◆ DATASET RECORDS ◆
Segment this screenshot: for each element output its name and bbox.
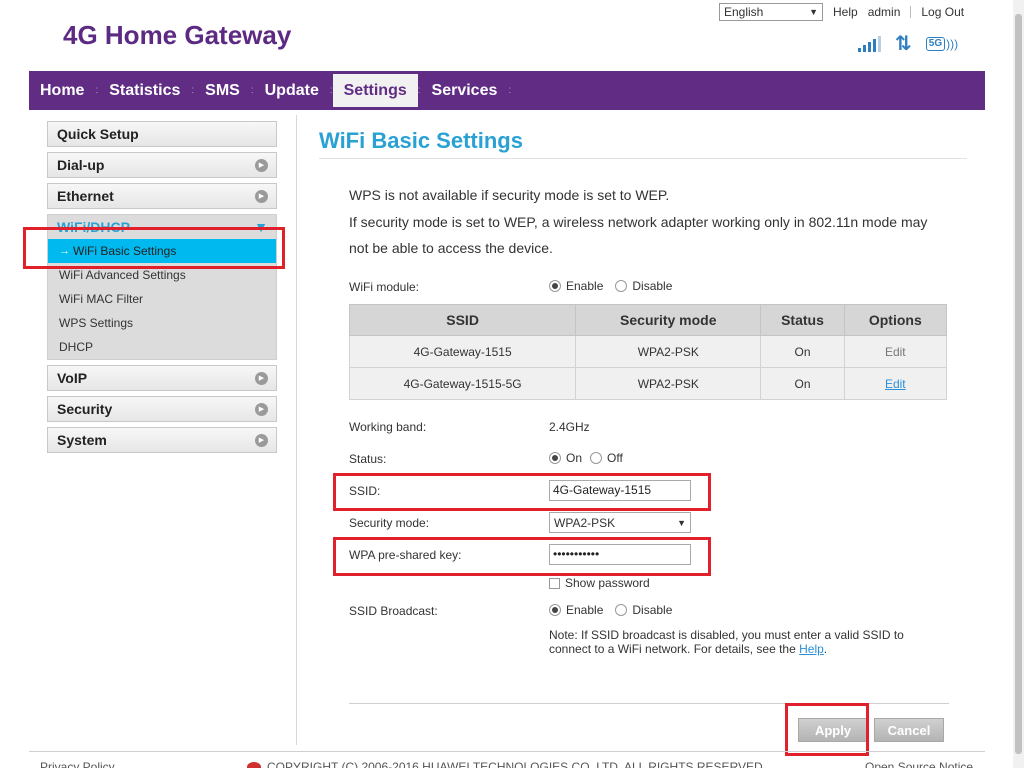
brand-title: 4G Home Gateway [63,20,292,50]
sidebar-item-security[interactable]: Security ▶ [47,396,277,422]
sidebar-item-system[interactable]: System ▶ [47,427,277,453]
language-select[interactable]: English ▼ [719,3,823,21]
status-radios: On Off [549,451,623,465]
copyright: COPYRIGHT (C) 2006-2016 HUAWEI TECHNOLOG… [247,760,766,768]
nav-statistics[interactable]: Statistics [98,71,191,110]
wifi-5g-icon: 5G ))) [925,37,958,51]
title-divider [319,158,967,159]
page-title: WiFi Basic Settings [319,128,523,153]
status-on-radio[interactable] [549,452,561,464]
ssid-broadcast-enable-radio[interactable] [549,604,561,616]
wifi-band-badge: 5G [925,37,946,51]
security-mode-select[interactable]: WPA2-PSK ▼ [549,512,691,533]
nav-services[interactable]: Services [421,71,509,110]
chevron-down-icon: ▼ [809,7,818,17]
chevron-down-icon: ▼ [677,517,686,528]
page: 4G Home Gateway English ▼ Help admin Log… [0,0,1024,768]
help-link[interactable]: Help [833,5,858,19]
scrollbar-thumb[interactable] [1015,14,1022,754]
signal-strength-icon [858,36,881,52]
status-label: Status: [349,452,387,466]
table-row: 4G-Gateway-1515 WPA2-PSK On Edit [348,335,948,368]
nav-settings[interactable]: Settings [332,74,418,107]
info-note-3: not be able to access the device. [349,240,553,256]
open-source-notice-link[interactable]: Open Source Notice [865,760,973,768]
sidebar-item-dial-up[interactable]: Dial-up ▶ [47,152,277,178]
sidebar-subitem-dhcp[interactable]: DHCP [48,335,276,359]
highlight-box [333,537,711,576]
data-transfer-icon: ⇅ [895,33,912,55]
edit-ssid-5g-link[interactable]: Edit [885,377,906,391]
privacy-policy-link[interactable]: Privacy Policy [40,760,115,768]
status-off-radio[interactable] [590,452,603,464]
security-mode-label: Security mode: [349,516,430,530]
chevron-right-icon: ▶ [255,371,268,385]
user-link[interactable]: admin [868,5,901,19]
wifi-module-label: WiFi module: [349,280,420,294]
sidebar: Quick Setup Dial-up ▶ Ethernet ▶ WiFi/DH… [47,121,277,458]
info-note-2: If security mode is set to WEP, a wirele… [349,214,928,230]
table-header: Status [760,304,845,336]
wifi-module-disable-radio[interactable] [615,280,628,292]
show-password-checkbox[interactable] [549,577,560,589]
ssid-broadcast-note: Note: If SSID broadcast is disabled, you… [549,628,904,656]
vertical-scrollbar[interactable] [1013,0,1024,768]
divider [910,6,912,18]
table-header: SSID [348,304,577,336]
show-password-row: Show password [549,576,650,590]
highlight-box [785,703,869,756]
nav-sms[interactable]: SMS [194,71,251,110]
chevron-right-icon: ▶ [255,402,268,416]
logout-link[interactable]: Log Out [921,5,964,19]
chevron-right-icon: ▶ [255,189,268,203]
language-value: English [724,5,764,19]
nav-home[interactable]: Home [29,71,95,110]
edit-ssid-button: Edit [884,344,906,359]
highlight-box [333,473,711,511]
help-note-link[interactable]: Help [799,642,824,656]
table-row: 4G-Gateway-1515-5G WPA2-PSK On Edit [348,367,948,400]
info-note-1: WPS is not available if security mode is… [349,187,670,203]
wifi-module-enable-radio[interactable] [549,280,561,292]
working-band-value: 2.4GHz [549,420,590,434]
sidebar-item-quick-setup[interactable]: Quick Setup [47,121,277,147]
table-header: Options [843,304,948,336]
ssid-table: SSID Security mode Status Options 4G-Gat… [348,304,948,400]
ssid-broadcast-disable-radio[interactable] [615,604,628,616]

◆ GOAL ◆
Return each line of the listing above that contains the string "Home".

◆ EXPECTED ANSWER ◆
brand-title: 4G Home Gateway [63,20,292,50]
page: 4G Home Gateway English ▼ Help admin Log… [0,0,1024,768]
nav-home[interactable]: Home [29,71,95,110]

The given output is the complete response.